▸ TASK TO COMPLETE
Leave out the pictures and repeat the data exactly.

▸ RECORDS FOR THE EXERCISE
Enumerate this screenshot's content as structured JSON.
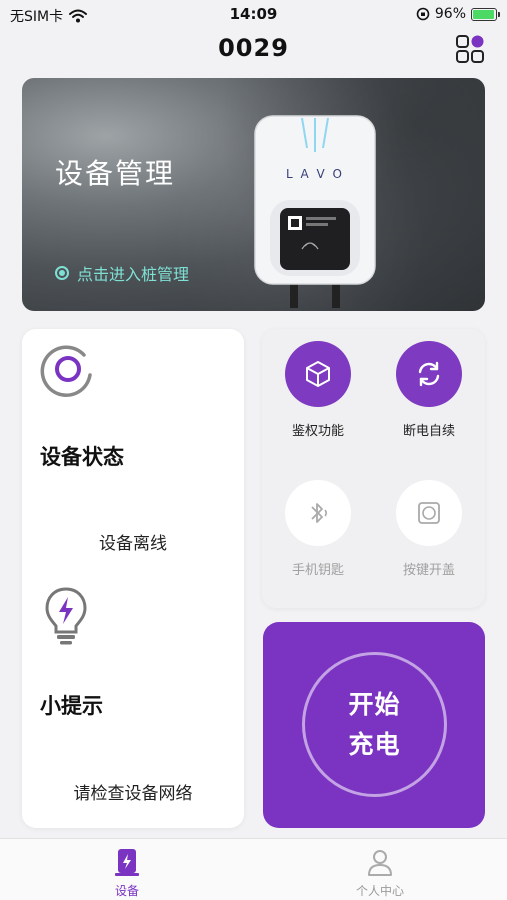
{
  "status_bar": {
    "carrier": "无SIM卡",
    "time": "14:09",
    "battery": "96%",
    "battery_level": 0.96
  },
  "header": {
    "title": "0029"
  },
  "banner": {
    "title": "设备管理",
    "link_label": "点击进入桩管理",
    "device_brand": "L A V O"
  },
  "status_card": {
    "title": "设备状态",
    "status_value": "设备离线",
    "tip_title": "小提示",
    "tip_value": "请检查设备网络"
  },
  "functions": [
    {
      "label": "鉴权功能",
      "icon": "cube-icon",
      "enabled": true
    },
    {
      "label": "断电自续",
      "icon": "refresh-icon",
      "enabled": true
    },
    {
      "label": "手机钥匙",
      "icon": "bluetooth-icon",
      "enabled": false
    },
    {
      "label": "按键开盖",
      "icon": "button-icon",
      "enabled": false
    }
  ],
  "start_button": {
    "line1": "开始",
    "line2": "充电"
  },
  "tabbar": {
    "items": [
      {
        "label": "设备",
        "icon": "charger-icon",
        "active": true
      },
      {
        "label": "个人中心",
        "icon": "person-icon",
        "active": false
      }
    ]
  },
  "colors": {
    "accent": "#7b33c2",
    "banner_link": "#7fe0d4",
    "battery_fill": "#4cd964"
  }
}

▸ FULL OUTPUT
Enumerate this screenshot's content as structured JSON.
{
  "status_bar": {
    "carrier": "无SIM卡",
    "time": "14:09",
    "battery": "96%",
    "battery_level": 0.96
  },
  "header": {
    "title": "0029"
  },
  "banner": {
    "title": "设备管理",
    "link_label": "点击进入桩管理",
    "device_brand": "L A V O"
  },
  "status_card": {
    "title": "设备状态",
    "status_value": "设备离线",
    "tip_title": "小提示",
    "tip_value": "请检查设备网络"
  },
  "functions": [
    {
      "label": "鉴权功能",
      "icon": "cube-icon",
      "enabled": true
    },
    {
      "label": "断电自续",
      "icon": "refresh-icon",
      "enabled": true
    },
    {
      "label": "手机钥匙",
      "icon": "bluetooth-icon",
      "enabled": false
    },
    {
      "label": "按键开盖",
      "icon": "button-icon",
      "enabled": false
    }
  ],
  "start_button": {
    "line1": "开始",
    "line2": "充电"
  },
  "tabbar": {
    "items": [
      {
        "label": "设备",
        "icon": "charger-icon",
        "active": true
      },
      {
        "label": "个人中心",
        "icon": "person-icon",
        "active": false
      }
    ]
  },
  "colors": {
    "accent": "#7b33c2",
    "banner_link": "#7fe0d4",
    "battery_fill": "#4cd964"
  }
}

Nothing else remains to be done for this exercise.